_Directions for this task_
Give all of the lines again exactly as they read.

_Exercise inputs_

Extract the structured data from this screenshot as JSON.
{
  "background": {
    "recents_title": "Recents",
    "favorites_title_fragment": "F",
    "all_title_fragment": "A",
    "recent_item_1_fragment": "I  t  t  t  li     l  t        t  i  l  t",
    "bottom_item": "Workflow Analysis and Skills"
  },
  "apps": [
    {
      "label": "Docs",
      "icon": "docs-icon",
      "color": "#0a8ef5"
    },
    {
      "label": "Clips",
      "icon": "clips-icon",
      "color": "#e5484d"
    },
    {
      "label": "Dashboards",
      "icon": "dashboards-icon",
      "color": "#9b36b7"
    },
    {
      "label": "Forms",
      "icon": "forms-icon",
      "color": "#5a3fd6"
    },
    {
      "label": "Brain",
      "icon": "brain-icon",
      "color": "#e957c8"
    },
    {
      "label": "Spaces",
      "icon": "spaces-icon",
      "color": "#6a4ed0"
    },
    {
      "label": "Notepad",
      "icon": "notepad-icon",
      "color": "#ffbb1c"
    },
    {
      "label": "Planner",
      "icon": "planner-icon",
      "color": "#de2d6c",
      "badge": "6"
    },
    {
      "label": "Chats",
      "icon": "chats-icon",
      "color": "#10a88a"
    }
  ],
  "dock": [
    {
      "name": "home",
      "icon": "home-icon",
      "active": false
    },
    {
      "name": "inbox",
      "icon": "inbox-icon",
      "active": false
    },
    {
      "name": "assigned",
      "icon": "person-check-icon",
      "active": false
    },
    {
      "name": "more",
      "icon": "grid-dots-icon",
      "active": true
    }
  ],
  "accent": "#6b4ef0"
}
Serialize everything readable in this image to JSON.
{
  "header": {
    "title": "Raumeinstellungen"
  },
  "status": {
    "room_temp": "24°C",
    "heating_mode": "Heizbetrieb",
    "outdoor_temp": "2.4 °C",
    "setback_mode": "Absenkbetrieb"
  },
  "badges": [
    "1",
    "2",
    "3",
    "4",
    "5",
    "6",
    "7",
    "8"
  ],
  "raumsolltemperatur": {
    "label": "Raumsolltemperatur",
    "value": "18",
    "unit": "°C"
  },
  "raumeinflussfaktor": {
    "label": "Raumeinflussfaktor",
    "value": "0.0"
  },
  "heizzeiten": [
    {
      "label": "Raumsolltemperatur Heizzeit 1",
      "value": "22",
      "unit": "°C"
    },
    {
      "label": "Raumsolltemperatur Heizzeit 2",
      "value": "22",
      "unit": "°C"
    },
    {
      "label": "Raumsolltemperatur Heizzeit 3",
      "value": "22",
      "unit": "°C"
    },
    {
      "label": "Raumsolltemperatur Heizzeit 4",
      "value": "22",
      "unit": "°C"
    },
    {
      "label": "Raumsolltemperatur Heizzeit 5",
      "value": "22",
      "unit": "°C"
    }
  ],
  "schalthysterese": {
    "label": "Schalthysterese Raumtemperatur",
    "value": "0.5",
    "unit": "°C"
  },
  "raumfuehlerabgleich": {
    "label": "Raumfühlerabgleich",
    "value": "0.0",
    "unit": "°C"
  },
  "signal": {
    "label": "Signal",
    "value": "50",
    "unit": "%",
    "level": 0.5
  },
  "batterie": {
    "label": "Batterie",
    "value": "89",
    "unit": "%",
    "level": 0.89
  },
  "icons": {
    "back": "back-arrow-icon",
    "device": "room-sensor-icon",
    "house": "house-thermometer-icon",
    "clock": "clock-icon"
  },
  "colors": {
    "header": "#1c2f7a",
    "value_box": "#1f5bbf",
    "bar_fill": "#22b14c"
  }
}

_Response to the exercise_
Extract the structured data from this screenshot as JSON.
{
  "background": {
    "recents_title": "Recents",
    "favorites_title_fragment": "F",
    "all_title_fragment": "A",
    "recent_item_1_fragment": "I  t  t  t  li     l  t        t  i  l  t",
    "bottom_item": "Workflow Analysis and Skills"
  },
  "apps": [
    {
      "label": "Docs",
      "icon": "docs-icon",
      "color": "#0a8ef5"
    },
    {
      "label": "Clips",
      "icon": "clips-icon",
      "color": "#e5484d"
    },
    {
      "label": "Dashboards",
      "icon": "dashboards-icon",
      "color": "#9b36b7"
    },
    {
      "label": "Forms",
      "icon": "forms-icon",
      "color": "#5a3fd6"
    },
    {
      "label": "Brain",
      "icon": "brain-icon",
      "color": "#e957c8"
    },
    {
      "label": "Spaces",
      "icon": "spaces-icon",
      "color": "#6a4ed0"
    },
    {
      "label": "Notepad",
      "icon": "notepad-icon",
      "color": "#ffbb1c"
    },
    {
      "label": "Planner",
      "icon": "planner-icon",
      "color": "#de2d6c",
      "badge": "6"
    },
    {
      "label": "Chats",
      "icon": "chats-icon",
      "color": "#10a88a"
    }
  ],
  "dock": [
    {
      "name": "home",
      "icon": "home-icon",
      "active": false
    },
    {
      "name": "inbox",
      "icon": "inbox-icon",
      "active": false
    },
    {
      "name": "assigned",
      "icon": "person-check-icon",
      "active": false
    },
    {
      "name": "more",
      "icon": "grid-dots-icon",
      "active": true
    }
  ],
  "accent": "#6b4ef0"
}
Serialize everything readable in this image to JSON.
{
  "header": {
    "title": "Raumeinstellungen"
  },
  "status": {
    "room_temp": "24°C",
    "heating_mode": "Heizbetrieb",
    "outdoor_temp": "2.4 °C",
    "setback_mode": "Absenkbetrieb"
  },
  "badges": [
    "1",
    "2",
    "3",
    "4",
    "5",
    "6",
    "7",
    "8"
  ],
  "raumsolltemperatur": {
    "label": "Raumsolltemperatur",
    "value": "18",
    "unit": "°C"
  },
  "raumeinflussfaktor": {
    "label": "Raumeinflussfaktor",
    "value": "0.0"
  },
  "heizzeiten": [
    {
      "label": "Raumsolltemperatur Heizzeit 1",
      "value": "22",
      "unit": "°C"
    },
    {
      "label": "Raumsolltemperatur Heizzeit 2",
      "value": "22",
      "unit": "°C"
    },
    {
      "label": "Raumsolltemperatur Heizzeit 3",
      "value": "22",
      "unit": "°C"
    },
    {
      "label": "Raumsolltemperatur Heizzeit 4",
      "value": "22",
      "unit": "°C"
    },
    {
      "label": "Raumsolltemperatur Heizzeit 5",
      "value": "22",
      "unit": "°C"
    }
  ],
  "schalthysterese": {
    "label": "Schalthysterese Raumtemperatur",
    "value": "0.5",
    "unit": "°C"
  },
  "raumfuehlerabgleich": {
    "label": "Raumfühlerabgleich",
    "value": "0.0",
    "unit": "°C"
  },
  "signal": {
    "label": "Signal",
    "value": "50",
    "unit": "%",
    "level": 0.5
  },
  "batterie": {
    "label": "Batterie",
    "value": "89",
    "unit": "%",
    "level": 0.89
  },
  "icons": {
    "back": "back-arrow-icon",
    "device": "room-sensor-icon",
    "house": "house-thermometer-icon",
    "clock": "clock-icon"
  },
  "colors": {
    "header": "#1c2f7a",
    "value_box": "#1f5bbf",
    "bar_fill": "#22b14c"
  }
}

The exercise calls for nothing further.